▸ Task data:
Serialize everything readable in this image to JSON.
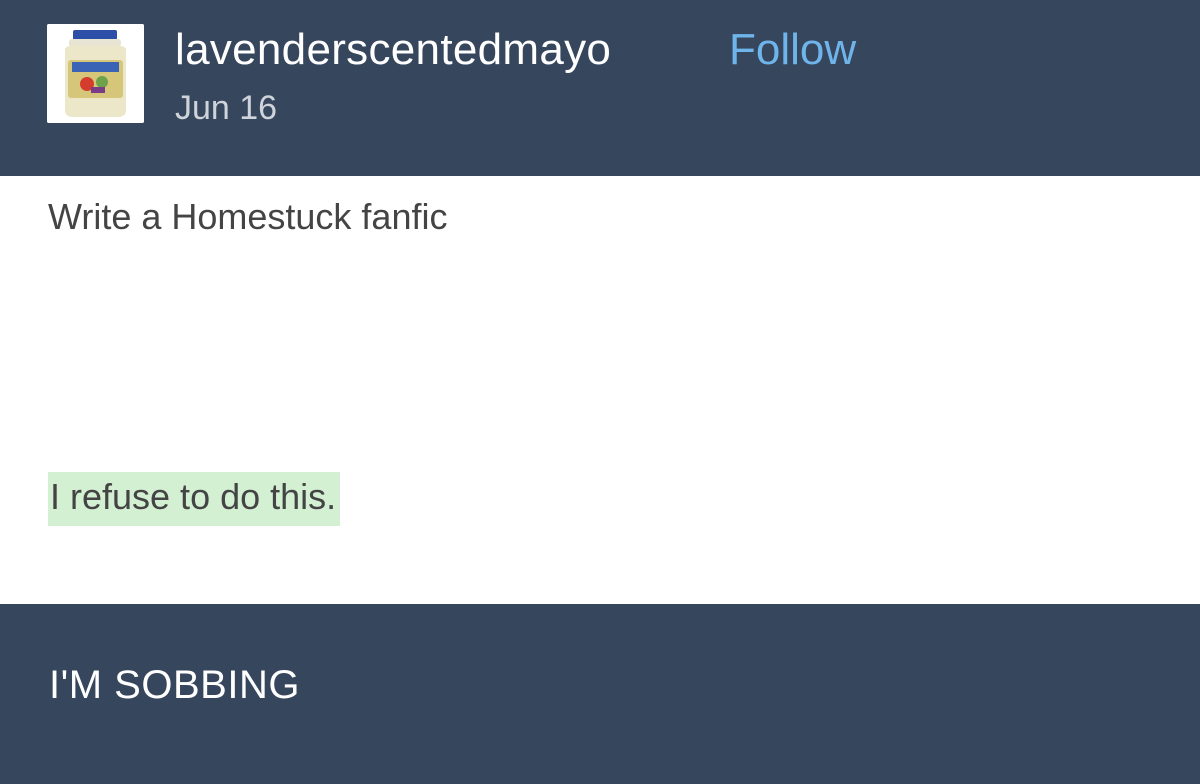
{
  "post": {
    "username": "lavenderscentedmayo",
    "follow_label": "Follow",
    "date": "Jun 16",
    "avatar_icon": "mayonnaise-jar-icon",
    "body_lines": [
      "Write a Homestuck fanfic",
      "I refuse to do this."
    ]
  },
  "reply": {
    "text": "I'M SOBBING"
  },
  "colors": {
    "header_bg": "#36465d",
    "body_bg": "#ffffff",
    "follow_link": "#6fb4ea",
    "highlight": "#d3f0d3"
  }
}
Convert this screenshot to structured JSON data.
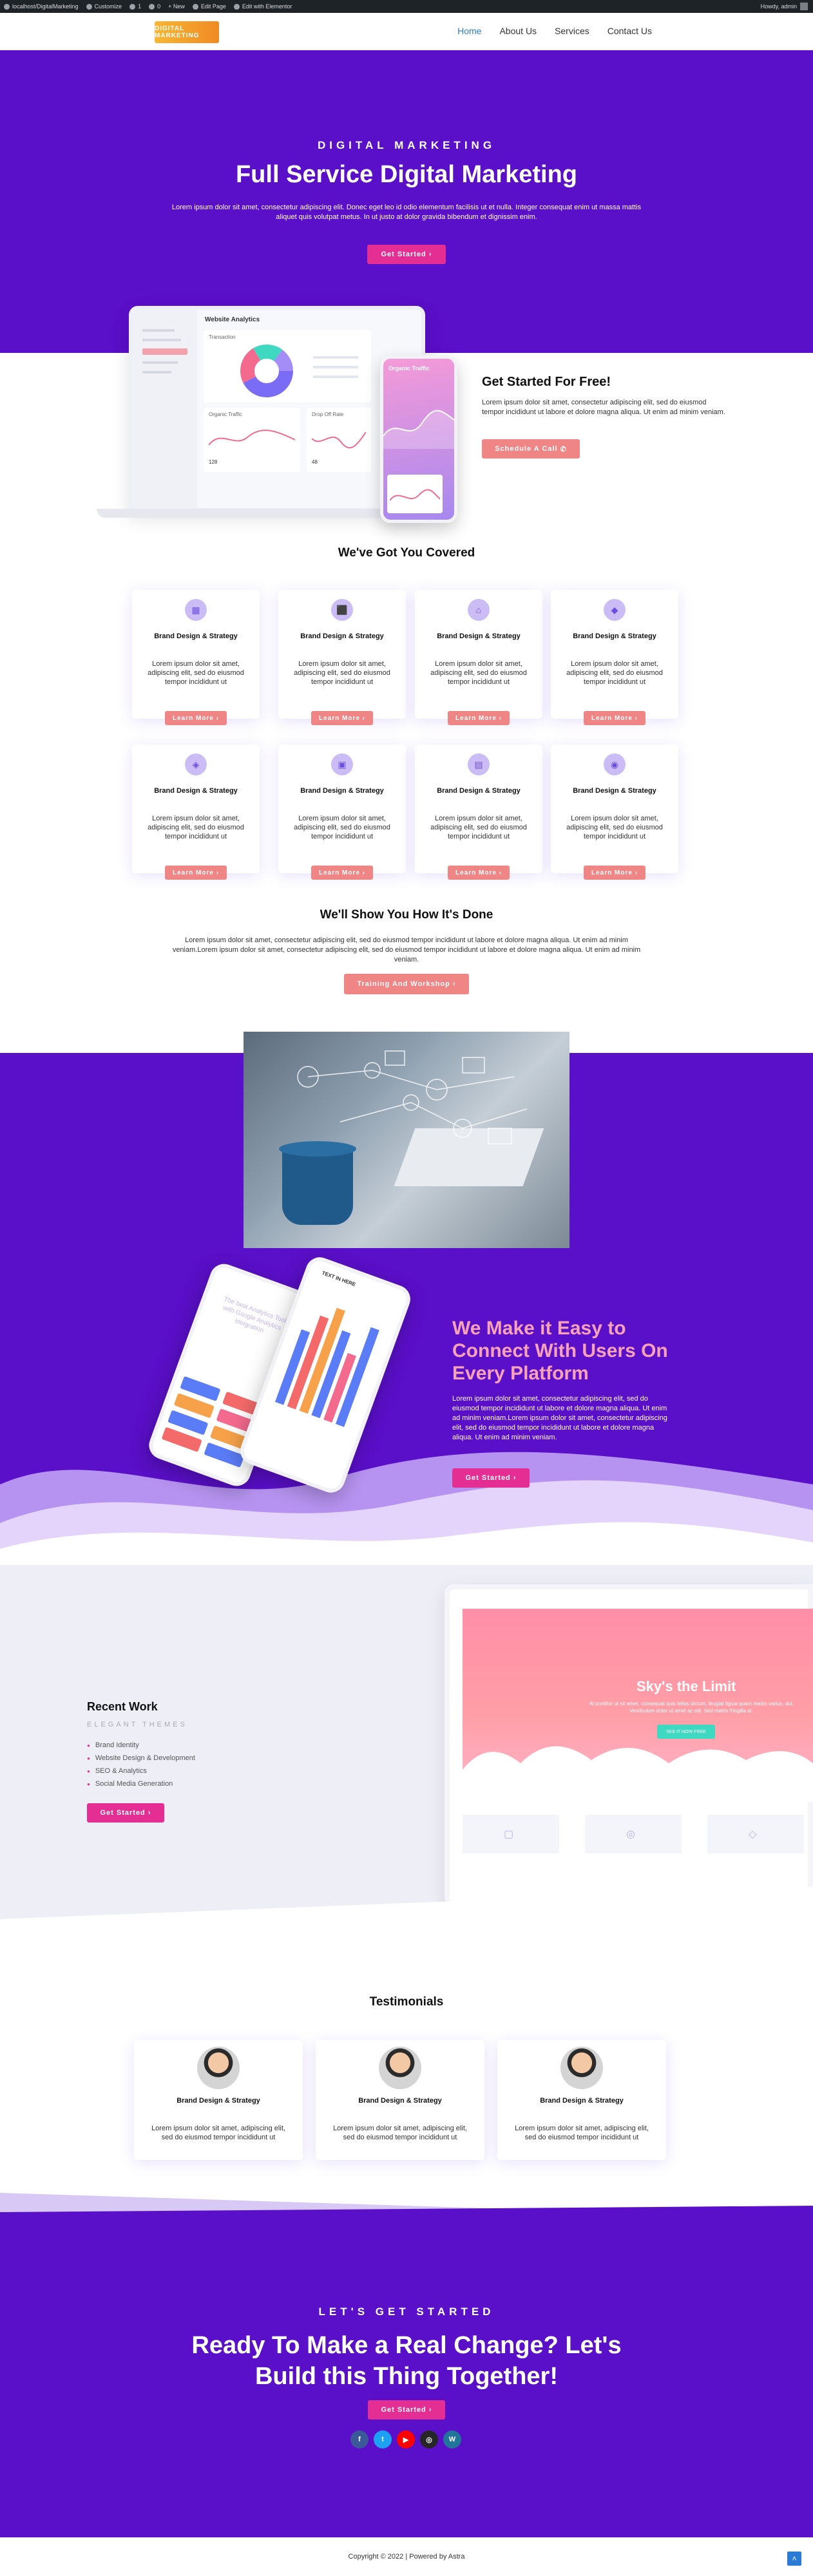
{
  "admin_bar": {
    "site": "localhost/DigitalMarketing",
    "customize": "Customize",
    "comments": "1",
    "updates": "0",
    "new": "+ New",
    "edit_page": "Edit Page",
    "edit_elementor": "Edit with Elementor",
    "howdy": "Howdy, admin"
  },
  "header": {
    "logo": "DIGITAL MARKETING",
    "nav": [
      "Home",
      "About Us",
      "Services",
      "Contact Us"
    ]
  },
  "hero": {
    "eyebrow": "DIGITAL MARKETING",
    "title": "Full Service Digital Marketing",
    "text": "Lorem ipsum dolor sit amet, consectetur adipiscing elit. Donec eget leo id odio elementum facilisis ut et nulla. Integer consequat enim ut massa mattis aliquet quis volutpat metus. In ut justo at dolor gravida bibendum et dignissim enim.",
    "button": "Get Started"
  },
  "mockup": {
    "dashboard_title": "Website Analytics",
    "traffic_label": "Transaction",
    "organic": "Organic Traffic",
    "drop": "Drop Off Rate",
    "phone_title": "Organic Traffic",
    "stat1": "128",
    "stat2": "48"
  },
  "free": {
    "title": "Get Started For Free!",
    "text": "Lorem ipsum dolor sit amet, consectetur adipiscing elit, sed do eiusmod tempor incididunt ut labore et dolore magna aliqua. Ut enim ad minim veniam.",
    "button": "Schedule A Call"
  },
  "covered": {
    "title": "We've Got You Covered",
    "cards": [
      {
        "icon": "building-icon",
        "glyph": "▦",
        "title": "Brand Design & Strategy",
        "text": "Lorem ipsum dolor sit amet, adipiscing elit, sed do eiusmod tempor incididunt ut",
        "button": "Learn More"
      },
      {
        "icon": "lock-icon",
        "glyph": "⬛",
        "title": "Brand Design & Strategy",
        "text": "Lorem ipsum dolor sit amet, adipiscing elit, sed do eiusmod tempor incididunt ut",
        "button": "Learn More"
      },
      {
        "icon": "home-icon",
        "glyph": "⌂",
        "title": "Brand Design & Strategy",
        "text": "Lorem ipsum dolor sit amet, adipiscing elit, sed do eiusmod tempor incididunt ut",
        "button": "Learn More"
      },
      {
        "icon": "tag-icon",
        "glyph": "◆",
        "title": "Brand Design & Strategy",
        "text": "Lorem ipsum dolor sit amet, adipiscing elit, sed do eiusmod tempor incididunt ut",
        "button": "Learn More"
      },
      {
        "icon": "shield-icon",
        "glyph": "◈",
        "title": "Brand Design & Strategy",
        "text": "Lorem ipsum dolor sit amet, adipiscing elit, sed do eiusmod tempor incididunt ut",
        "button": "Learn More"
      },
      {
        "icon": "car-icon",
        "glyph": "▣",
        "title": "Brand Design & Strategy",
        "text": "Lorem ipsum dolor sit amet, adipiscing elit, sed do eiusmod tempor incididunt ut",
        "button": "Learn More"
      },
      {
        "icon": "briefcase-icon",
        "glyph": "▤",
        "title": "Brand Design & Strategy",
        "text": "Lorem ipsum dolor sit amet, adipiscing elit, sed do eiusmod tempor incididunt ut",
        "button": "Learn More"
      },
      {
        "icon": "user-lock-icon",
        "glyph": "◉",
        "title": "Brand Design & Strategy",
        "text": "Lorem ipsum dolor sit amet, adipiscing elit, sed do eiusmod tempor incididunt ut",
        "button": "Learn More"
      }
    ]
  },
  "show": {
    "title": "We'll Show You How It's Done",
    "text": "Lorem ipsum dolor sit amet, consectetur adipiscing elit, sed do eiusmod tempor incididunt ut labore et dolore magna aliqua. Ut enim ad minim veniam.Lorem ipsum dolor sit amet, consectetur adipiscing elit, sed do eiusmod tempor incididunt ut labore et dolore magna aliqua. Ut enim ad minim veniam.",
    "button": "Training And Workshop"
  },
  "connect": {
    "title": "We Make it Easy to Connect With Users On Every Platform",
    "text": "Lorem ipsum dolor sit amet, consectetur adipiscing elit, sed do eiusmod tempor incididunt ut labore et dolore magna aliqua. Ut enim ad minim veniam.Lorem ipsum dolor sit amet, consectetur adipiscing elit, sed do eiusmod tempor incididunt ut labore et dolore magna aliqua. Ut enim ad minim veniam.",
    "button": "Get Started",
    "phone_text": "The best Analytics Tool with Google Analytics Integration",
    "phone_header": "TEXT IN HERE"
  },
  "recent": {
    "title": "Recent Work",
    "subtitle": "ELEGANT THEMES",
    "items": [
      "Brand Identity",
      "Website Design & Development",
      "SEO & Analytics",
      "Social Media Generation"
    ],
    "button": "Get Started",
    "screen_title": "Sky's the Limit",
    "screen_text": "At porttitor ut sit amet, consequat quis tellus dictum, feugiat ligula quam mattis varius, dui. Vestibulum dolor ut amet ac elit. Sed mattis fringilla at.",
    "screen_button": "SEE IT NOW FREE"
  },
  "testimonials": {
    "title": "Testimonials",
    "cards": [
      {
        "title": "Brand Design & Strategy",
        "text": "Lorem ipsum dolor sit amet, adipiscing elit, sed do eiusmod tempor incididunt ut"
      },
      {
        "title": "Brand Design & Strategy",
        "text": "Lorem ipsum dolor sit amet, adipiscing elit, sed do eiusmod tempor incididunt ut"
      },
      {
        "title": "Brand Design & Strategy",
        "text": "Lorem ipsum dolor sit amet, adipiscing elit, sed do eiusmod tempor incididunt ut"
      }
    ]
  },
  "cta": {
    "eyebrow": "LET'S GET STARTED",
    "title": "Ready To Make a Real Change? Let's Build this Thing Together!",
    "button": "Get Started",
    "social": [
      "facebook-icon",
      "twitter-icon",
      "youtube-icon",
      "instagram-icon",
      "wordpress-icon"
    ]
  },
  "footer": {
    "text": "Copyright © 2022 | Powered by Astra"
  },
  "colors": {
    "purple": "#5a0fc8",
    "magenta": "#e52e93",
    "coral": "#f08585",
    "accent_text": "#f7a2b7",
    "nav_active": "#2b7bd6"
  }
}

▸ Aim: Copy every record above exactly as written, but leave out the pictures.

▸ Answer below:
Serialize everything readable in this image to JSON.
{
  "post": {
    "username": "lavenderscentedmayo",
    "follow_label": "Follow",
    "date": "Jun 16",
    "avatar_icon": "mayonnaise-jar-icon",
    "body_lines": [
      "Write a Homestuck fanfic",
      "I refuse to do this."
    ]
  },
  "reply": {
    "text": "I'M SOBBING"
  },
  "colors": {
    "header_bg": "#36465d",
    "body_bg": "#ffffff",
    "follow_link": "#6fb4ea",
    "highlight": "#d3f0d3"
  }
}
Convert this screenshot to structured JSON data.
{
  "admin_bar": {
    "site": "localhost/DigitalMarketing",
    "customize": "Customize",
    "comments": "1",
    "updates": "0",
    "new": "+ New",
    "edit_page": "Edit Page",
    "edit_elementor": "Edit with Elementor",
    "howdy": "Howdy, admin"
  },
  "header": {
    "logo": "DIGITAL MARKETING",
    "nav": [
      "Home",
      "About Us",
      "Services",
      "Contact Us"
    ]
  },
  "hero": {
    "eyebrow": "DIGITAL MARKETING",
    "title": "Full Service Digital Marketing",
    "text": "Lorem ipsum dolor sit amet, consectetur adipiscing elit. Donec eget leo id odio elementum facilisis ut et nulla. Integer consequat enim ut massa mattis aliquet quis volutpat metus. In ut justo at dolor gravida bibendum et dignissim enim.",
    "button": "Get Started"
  },
  "mockup": {
    "dashboard_title": "Website Analytics",
    "traffic_label": "Transaction",
    "organic": "Organic Traffic",
    "drop": "Drop Off Rate",
    "phone_title": "Organic Traffic",
    "stat1": "128",
    "stat2": "48"
  },
  "free": {
    "title": "Get Started For Free!",
    "text": "Lorem ipsum dolor sit amet, consectetur adipiscing elit, sed do eiusmod tempor incididunt ut labore et dolore magna aliqua. Ut enim ad minim veniam.",
    "button": "Schedule A Call"
  },
  "covered": {
    "title": "We've Got You Covered",
    "cards": [
      {
        "icon": "building-icon",
        "glyph": "▦",
        "title": "Brand Design & Strategy",
        "text": "Lorem ipsum dolor sit amet, adipiscing elit, sed do eiusmod tempor incididunt ut",
        "button": "Learn More"
      },
      {
        "icon": "lock-icon",
        "glyph": "⬛",
        "title": "Brand Design & Strategy",
        "text": "Lorem ipsum dolor sit amet, adipiscing elit, sed do eiusmod tempor incididunt ut",
        "button": "Learn More"
      },
      {
        "icon": "home-icon",
        "glyph": "⌂",
        "title": "Brand Design & Strategy",
        "text": "Lorem ipsum dolor sit amet, adipiscing elit, sed do eiusmod tempor incididunt ut",
        "button": "Learn More"
      },
      {
        "icon": "tag-icon",
        "glyph": "◆",
        "title": "Brand Design & Strategy",
        "text": "Lorem ipsum dolor sit amet, adipiscing elit, sed do eiusmod tempor incididunt ut",
        "button": "Learn More"
      },
      {
        "icon": "shield-icon",
        "glyph": "◈",
        "title": "Brand Design & Strategy",
        "text": "Lorem ipsum dolor sit amet, adipiscing elit, sed do eiusmod tempor incididunt ut",
        "button": "Learn More"
      },
      {
        "icon": "car-icon",
        "glyph": "▣",
        "title": "Brand Design & Strategy",
        "text": "Lorem ipsum dolor sit amet, adipiscing elit, sed do eiusmod tempor incididunt ut",
        "button": "Learn More"
      },
      {
        "icon": "briefcase-icon",
        "glyph": "▤",
        "title": "Brand Design & Strategy",
        "text": "Lorem ipsum dolor sit amet, adipiscing elit, sed do eiusmod tempor incididunt ut",
        "button": "Learn More"
      },
      {
        "icon": "user-lock-icon",
        "glyph": "◉",
        "title": "Brand Design & Strategy",
        "text": "Lorem ipsum dolor sit amet, adipiscing elit, sed do eiusmod tempor incididunt ut",
        "button": "Learn More"
      }
    ]
  },
  "show": {
    "title": "We'll Show You How It's Done",
    "text": "Lorem ipsum dolor sit amet, consectetur adipiscing elit, sed do eiusmod tempor incididunt ut labore et dolore magna aliqua. Ut enim ad minim veniam.Lorem ipsum dolor sit amet, consectetur adipiscing elit, sed do eiusmod tempor incididunt ut labore et dolore magna aliqua. Ut enim ad minim veniam.",
    "button": "Training And Workshop"
  },
  "connect": {
    "title": "We Make it Easy to Connect With Users On Every Platform",
    "text": "Lorem ipsum dolor sit amet, consectetur adipiscing elit, sed do eiusmod tempor incididunt ut labore et dolore magna aliqua. Ut enim ad minim veniam.Lorem ipsum dolor sit amet, consectetur adipiscing elit, sed do eiusmod tempor incididunt ut labore et dolore magna aliqua. Ut enim ad minim veniam.",
    "button": "Get Started",
    "phone_text": "The best Analytics Tool with Google Analytics Integration",
    "phone_header": "TEXT IN HERE"
  },
  "recent": {
    "title": "Recent Work",
    "subtitle": "ELEGANT THEMES",
    "items": [
      "Brand Identity",
      "Website Design & Development",
      "SEO & Analytics",
      "Social Media Generation"
    ],
    "button": "Get Started",
    "screen_title": "Sky's the Limit",
    "screen_text": "At porttitor ut sit amet, consequat quis tellus dictum, feugiat ligula quam mattis varius, dui. Vestibulum dolor ut amet ac elit. Sed mattis fringilla at.",
    "screen_button": "SEE IT NOW FREE"
  },
  "testimonials": {
    "title": "Testimonials",
    "cards": [
      {
        "title": "Brand Design & Strategy",
        "text": "Lorem ipsum dolor sit amet, adipiscing elit, sed do eiusmod tempor incididunt ut"
      },
      {
        "title": "Brand Design & Strategy",
        "text": "Lorem ipsum dolor sit amet, adipiscing elit, sed do eiusmod tempor incididunt ut"
      },
      {
        "title": "Brand Design & Strategy",
        "text": "Lorem ipsum dolor sit amet, adipiscing elit, sed do eiusmod tempor incididunt ut"
      }
    ]
  },
  "cta": {
    "eyebrow": "LET'S GET STARTED",
    "title": "Ready To Make a Real Change? Let's Build this Thing Together!",
    "button": "Get Started",
    "social": [
      "facebook-icon",
      "twitter-icon",
      "youtube-icon",
      "instagram-icon",
      "wordpress-icon"
    ]
  },
  "footer": {
    "text": "Copyright © 2022 | Powered by Astra"
  },
  "colors": {
    "purple": "#5a0fc8",
    "magenta": "#e52e93",
    "coral": "#f08585",
    "accent_text": "#f7a2b7",
    "nav_active": "#2b7bd6"
  }
}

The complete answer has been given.